# Supplied entries
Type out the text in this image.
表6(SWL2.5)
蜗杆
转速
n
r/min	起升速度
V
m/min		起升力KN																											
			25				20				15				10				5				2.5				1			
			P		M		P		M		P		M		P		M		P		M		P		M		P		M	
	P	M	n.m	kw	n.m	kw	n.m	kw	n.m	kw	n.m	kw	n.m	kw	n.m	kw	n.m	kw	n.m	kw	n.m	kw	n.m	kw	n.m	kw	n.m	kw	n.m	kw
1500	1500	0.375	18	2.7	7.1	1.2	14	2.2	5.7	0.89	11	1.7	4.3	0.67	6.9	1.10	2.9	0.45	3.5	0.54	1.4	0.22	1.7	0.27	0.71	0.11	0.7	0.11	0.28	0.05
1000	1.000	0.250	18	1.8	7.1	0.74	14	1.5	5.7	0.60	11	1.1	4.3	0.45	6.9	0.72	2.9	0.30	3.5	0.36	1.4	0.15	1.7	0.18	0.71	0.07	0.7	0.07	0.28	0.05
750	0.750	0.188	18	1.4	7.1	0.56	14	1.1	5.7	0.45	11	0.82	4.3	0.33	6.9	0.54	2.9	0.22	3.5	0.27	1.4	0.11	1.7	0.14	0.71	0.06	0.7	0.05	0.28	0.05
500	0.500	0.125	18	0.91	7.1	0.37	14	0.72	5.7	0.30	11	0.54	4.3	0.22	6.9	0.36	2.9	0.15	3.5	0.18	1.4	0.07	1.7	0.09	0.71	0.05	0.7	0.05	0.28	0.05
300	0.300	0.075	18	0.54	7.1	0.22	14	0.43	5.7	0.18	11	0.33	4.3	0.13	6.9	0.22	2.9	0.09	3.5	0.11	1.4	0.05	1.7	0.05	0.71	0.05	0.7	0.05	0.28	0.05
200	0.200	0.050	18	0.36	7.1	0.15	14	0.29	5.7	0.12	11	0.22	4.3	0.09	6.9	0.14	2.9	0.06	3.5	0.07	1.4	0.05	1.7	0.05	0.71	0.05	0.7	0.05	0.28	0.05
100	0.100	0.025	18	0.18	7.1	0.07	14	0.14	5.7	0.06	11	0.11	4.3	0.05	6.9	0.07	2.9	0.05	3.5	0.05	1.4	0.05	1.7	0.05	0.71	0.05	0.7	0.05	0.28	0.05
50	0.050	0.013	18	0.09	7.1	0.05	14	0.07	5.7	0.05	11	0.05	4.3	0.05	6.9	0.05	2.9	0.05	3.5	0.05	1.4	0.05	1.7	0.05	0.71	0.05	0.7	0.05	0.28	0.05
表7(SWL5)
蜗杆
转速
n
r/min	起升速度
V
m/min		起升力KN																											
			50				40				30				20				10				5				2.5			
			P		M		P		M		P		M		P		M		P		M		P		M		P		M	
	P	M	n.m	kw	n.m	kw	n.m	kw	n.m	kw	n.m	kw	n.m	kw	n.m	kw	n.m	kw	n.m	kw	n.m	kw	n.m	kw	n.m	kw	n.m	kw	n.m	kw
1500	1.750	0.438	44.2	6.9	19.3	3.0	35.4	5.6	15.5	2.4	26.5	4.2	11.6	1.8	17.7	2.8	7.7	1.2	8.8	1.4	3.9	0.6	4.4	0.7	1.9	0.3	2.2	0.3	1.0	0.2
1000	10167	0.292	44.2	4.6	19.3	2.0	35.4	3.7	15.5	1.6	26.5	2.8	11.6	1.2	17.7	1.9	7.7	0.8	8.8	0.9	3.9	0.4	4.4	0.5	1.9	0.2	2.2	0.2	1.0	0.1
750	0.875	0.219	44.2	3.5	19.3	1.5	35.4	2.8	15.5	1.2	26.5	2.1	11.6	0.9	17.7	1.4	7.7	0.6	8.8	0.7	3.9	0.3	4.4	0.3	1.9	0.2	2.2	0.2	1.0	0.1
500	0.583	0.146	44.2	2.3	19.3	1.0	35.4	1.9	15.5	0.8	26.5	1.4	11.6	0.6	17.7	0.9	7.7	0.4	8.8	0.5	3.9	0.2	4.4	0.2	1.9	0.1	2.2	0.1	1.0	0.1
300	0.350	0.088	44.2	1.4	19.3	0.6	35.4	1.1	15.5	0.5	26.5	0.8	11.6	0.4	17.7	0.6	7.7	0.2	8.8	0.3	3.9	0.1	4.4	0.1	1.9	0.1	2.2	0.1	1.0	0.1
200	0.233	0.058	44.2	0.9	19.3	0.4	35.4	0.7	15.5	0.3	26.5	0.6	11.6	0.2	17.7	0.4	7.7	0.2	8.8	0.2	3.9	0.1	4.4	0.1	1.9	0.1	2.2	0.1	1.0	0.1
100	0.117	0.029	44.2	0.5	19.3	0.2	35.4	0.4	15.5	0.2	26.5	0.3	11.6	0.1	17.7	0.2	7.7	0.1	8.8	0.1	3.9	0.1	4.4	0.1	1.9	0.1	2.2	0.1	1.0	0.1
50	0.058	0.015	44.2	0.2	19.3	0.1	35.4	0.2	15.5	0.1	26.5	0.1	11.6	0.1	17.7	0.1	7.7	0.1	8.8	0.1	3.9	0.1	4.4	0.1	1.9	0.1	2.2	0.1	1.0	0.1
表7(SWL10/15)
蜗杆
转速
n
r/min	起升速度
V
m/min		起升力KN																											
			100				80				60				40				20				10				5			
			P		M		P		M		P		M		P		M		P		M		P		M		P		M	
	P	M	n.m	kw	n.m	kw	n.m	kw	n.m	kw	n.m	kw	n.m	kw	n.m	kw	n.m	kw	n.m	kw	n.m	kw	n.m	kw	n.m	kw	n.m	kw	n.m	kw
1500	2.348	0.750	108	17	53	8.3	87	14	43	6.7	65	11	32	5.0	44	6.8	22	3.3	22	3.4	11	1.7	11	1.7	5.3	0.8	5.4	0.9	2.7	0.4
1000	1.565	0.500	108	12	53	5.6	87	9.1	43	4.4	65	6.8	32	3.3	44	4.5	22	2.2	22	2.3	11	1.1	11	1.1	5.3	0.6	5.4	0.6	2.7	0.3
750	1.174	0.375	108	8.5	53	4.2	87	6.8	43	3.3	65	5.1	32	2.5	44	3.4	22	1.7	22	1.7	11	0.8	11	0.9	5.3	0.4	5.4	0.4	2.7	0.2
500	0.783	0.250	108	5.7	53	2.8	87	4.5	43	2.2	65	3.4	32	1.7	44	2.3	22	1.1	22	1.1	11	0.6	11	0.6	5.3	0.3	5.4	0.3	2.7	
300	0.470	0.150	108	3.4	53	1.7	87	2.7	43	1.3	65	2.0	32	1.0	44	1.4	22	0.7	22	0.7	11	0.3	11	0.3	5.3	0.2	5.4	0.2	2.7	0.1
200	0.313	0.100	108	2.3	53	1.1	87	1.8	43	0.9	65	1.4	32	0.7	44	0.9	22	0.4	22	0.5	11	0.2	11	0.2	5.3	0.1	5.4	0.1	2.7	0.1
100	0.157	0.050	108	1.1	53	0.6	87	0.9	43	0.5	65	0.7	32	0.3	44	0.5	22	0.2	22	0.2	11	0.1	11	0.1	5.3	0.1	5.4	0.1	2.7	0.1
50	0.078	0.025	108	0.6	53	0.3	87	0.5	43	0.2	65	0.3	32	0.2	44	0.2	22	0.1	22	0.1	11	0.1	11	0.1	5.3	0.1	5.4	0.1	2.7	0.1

# Aim of the exercise
Output the records above in their entirety, exactly.

# Written solution
Type out the text in this image.
表6(SWL2.5)
蜗杆
转速
n
r/min	起升速度
V
m/min		起升力KN																											
			25				20				15				10				5				2.5				1			
			P		M		P		M		P		M		P		M		P		M		P		M		P		M	
	P	M	n.m	kw	n.m	kw	n.m	kw	n.m	kw	n.m	kw	n.m	kw	n.m	kw	n.m	kw	n.m	kw	n.m	kw	n.m	kw	n.m	kw	n.m	kw	n.m	kw
1500	1500	0.375	18	2.7	7.1	1.2	14	2.2	5.7	0.89	11	1.7	4.3	0.67	6.9	1.10	2.9	0.45	3.5	0.54	1.4	0.22	1.7	0.27	0.71	0.11	0.7	0.11	0.28	0.05
1000	1.000	0.250	18	1.8	7.1	0.74	14	1.5	5.7	0.60	11	1.1	4.3	0.45	6.9	0.72	2.9	0.30	3.5	0.36	1.4	0.15	1.7	0.18	0.71	0.07	0.7	0.07	0.28	0.05
750	0.750	0.188	18	1.4	7.1	0.56	14	1.1	5.7	0.45	11	0.82	4.3	0.33	6.9	0.54	2.9	0.22	3.5	0.27	1.4	0.11	1.7	0.14	0.71	0.06	0.7	0.05	0.28	0.05
500	0.500	0.125	18	0.91	7.1	0.37	14	0.72	5.7	0.30	11	0.54	4.3	0.22	6.9	0.36	2.9	0.15	3.5	0.18	1.4	0.07	1.7	0.09	0.71	0.05	0.7	0.05	0.28	0.05
300	0.300	0.075	18	0.54	7.1	0.22	14	0.43	5.7	0.18	11	0.33	4.3	0.13	6.9	0.22	2.9	0.09	3.5	0.11	1.4	0.05	1.7	0.05	0.71	0.05	0.7	0.05	0.28	0.05
200	0.200	0.050	18	0.36	7.1	0.15	14	0.29	5.7	0.12	11	0.22	4.3	0.09	6.9	0.14	2.9	0.06	3.5	0.07	1.4	0.05	1.7	0.05	0.71	0.05	0.7	0.05	0.28	0.05
100	0.100	0.025	18	0.18	7.1	0.07	14	0.14	5.7	0.06	11	0.11	4.3	0.05	6.9	0.07	2.9	0.05	3.5	0.05	1.4	0.05	1.7	0.05	0.71	0.05	0.7	0.05	0.28	0.05
50	0.050	0.013	18	0.09	7.1	0.05	14	0.07	5.7	0.05	11	0.05	4.3	0.05	6.9	0.05	2.9	0.05	3.5	0.05	1.4	0.05	1.7	0.05	0.71	0.05	0.7	0.05	0.28	0.05
表7(SWL5)
蜗杆
转速
n
r/min	起升速度
V
m/min		起升力KN																											
			50				40				30				20				10				5				2.5			
			P		M		P		M		P		M		P		M		P		M		P		M		P		M	
	P	M	n.m	kw	n.m	kw	n.m	kw	n.m	kw	n.m	kw	n.m	kw	n.m	kw	n.m	kw	n.m	kw	n.m	kw	n.m	kw	n.m	kw	n.m	kw	n.m	kw
1500	1.750	0.438	44.2	6.9	19.3	3.0	35.4	5.6	15.5	2.4	26.5	4.2	11.6	1.8	17.7	2.8	7.7	1.2	8.8	1.4	3.9	0.6	4.4	0.7	1.9	0.3	2.2	0.3	1.0	0.2
1000	10167	0.292	44.2	4.6	19.3	2.0	35.4	3.7	15.5	1.6	26.5	2.8	11.6	1.2	17.7	1.9	7.7	0.8	8.8	0.9	3.9	0.4	4.4	0.5	1.9	0.2	2.2	0.2	1.0	0.1
750	0.875	0.219	44.2	3.5	19.3	1.5	35.4	2.8	15.5	1.2	26.5	2.1	11.6	0.9	17.7	1.4	7.7	0.6	8.8	0.7	3.9	0.3	4.4	0.3	1.9	0.2	2.2	0.2	1.0	0.1
500	0.583	0.146	44.2	2.3	19.3	1.0	35.4	1.9	15.5	0.8	26.5	1.4	11.6	0.6	17.7	0.9	7.7	0.4	8.8	0.5	3.9	0.2	4.4	0.2	1.9	0.1	2.2	0.1	1.0	0.1
300	0.350	0.088	44.2	1.4	19.3	0.6	35.4	1.1	15.5	0.5	26.5	0.8	11.6	0.4	17.7	0.6	7.7	0.2	8.8	0.3	3.9	0.1	4.4	0.1	1.9	0.1	2.2	0.1	1.0	0.1
200	0.233	0.058	44.2	0.9	19.3	0.4	35.4	0.7	15.5	0.3	26.5	0.6	11.6	0.2	17.7	0.4	7.7	0.2	8.8	0.2	3.9	0.1	4.4	0.1	1.9	0.1	2.2	0.1	1.0	0.1
100	0.117	0.029	44.2	0.5	19.3	0.2	35.4	0.4	15.5	0.2	26.5	0.3	11.6	0.1	17.7	0.2	7.7	0.1	8.8	0.1	3.9	0.1	4.4	0.1	1.9	0.1	2.2	0.1	1.0	0.1
50	0.058	0.015	44.2	0.2	19.3	0.1	35.4	0.2	15.5	0.1	26.5	0.1	11.6	0.1	17.7	0.1	7.7	0.1	8.8	0.1	3.9	0.1	4.4	0.1	1.9	0.1	2.2	0.1	1.0	0.1
表7(SWL10/15)
蜗杆
转速
n
r/min	起升速度
V
m/min		起升力KN																											
			100				80				60				40				20				10				5			
			P		M		P		M		P		M		P		M		P		M		P		M		P		M	
	P	M	n.m	kw	n.m	kw	n.m	kw	n.m	kw	n.m	kw	n.m	kw	n.m	kw	n.m	kw	n.m	kw	n.m	kw	n.m	kw	n.m	kw	n.m	kw	n.m	kw
1500	2.348	0.750	108	17	53	8.3	87	14	43	6.7	65	11	32	5.0	44	6.8	22	3.3	22	3.4	11	1.7	11	1.7	5.3	0.8	5.4	0.9	2.7	0.4
1000	1.565	0.500	108	12	53	5.6	87	9.1	43	4.4	65	6.8	32	3.3	44	4.5	22	2.2	22	2.3	11	1.1	11	1.1	5.3	0.6	5.4	0.6	2.7	0.3
750	1.174	0.375	108	8.5	53	4.2	87	6.8	43	3.3	65	5.1	32	2.5	44	3.4	22	1.7	22	1.7	11	0.8	11	0.9	5.3	0.4	5.4	0.4	2.7	0.2
500	0.783	0.250	108	5.7	53	2.8	87	4.5	43	2.2	65	3.4	32	1.7	44	2.3	22	1.1	22	1.1	11	0.6	11	0.6	5.3	0.3	5.4	0.3	2.7	
300	0.470	0.150	108	3.4	53	1.7	87	2.7	43	1.3	65	2.0	32	1.0	44	1.4	22	0.7	22	0.7	11	0.3	11	0.3	5.3	0.2	5.4	0.2	2.7	0.1
200	0.313	0.100	108	2.3	53	1.1	87	1.8	43	0.9	65	1.4	32	0.7	44	0.9	22	0.4	22	0.5	11	0.2	11	0.2	5.3	0.1	5.4	0.1	2.7	0.1
100	0.157	0.050	108	1.1	53	0.6	87	0.9	43	0.5	65	0.7	32	0.3	44	0.5	22	0.2	22	0.2	11	0.1	11	0.1	5.3	0.1	5.4	0.1	2.7	0.1
50	0.078	0.025	108	0.6	53	0.3	87	0.5	43	0.2	65	0.3	32	0.2	44	0.2	22	0.1	22	0.1	11	0.1	11	0.1	5.3	0.1	5.4	0.1	2.7	0.1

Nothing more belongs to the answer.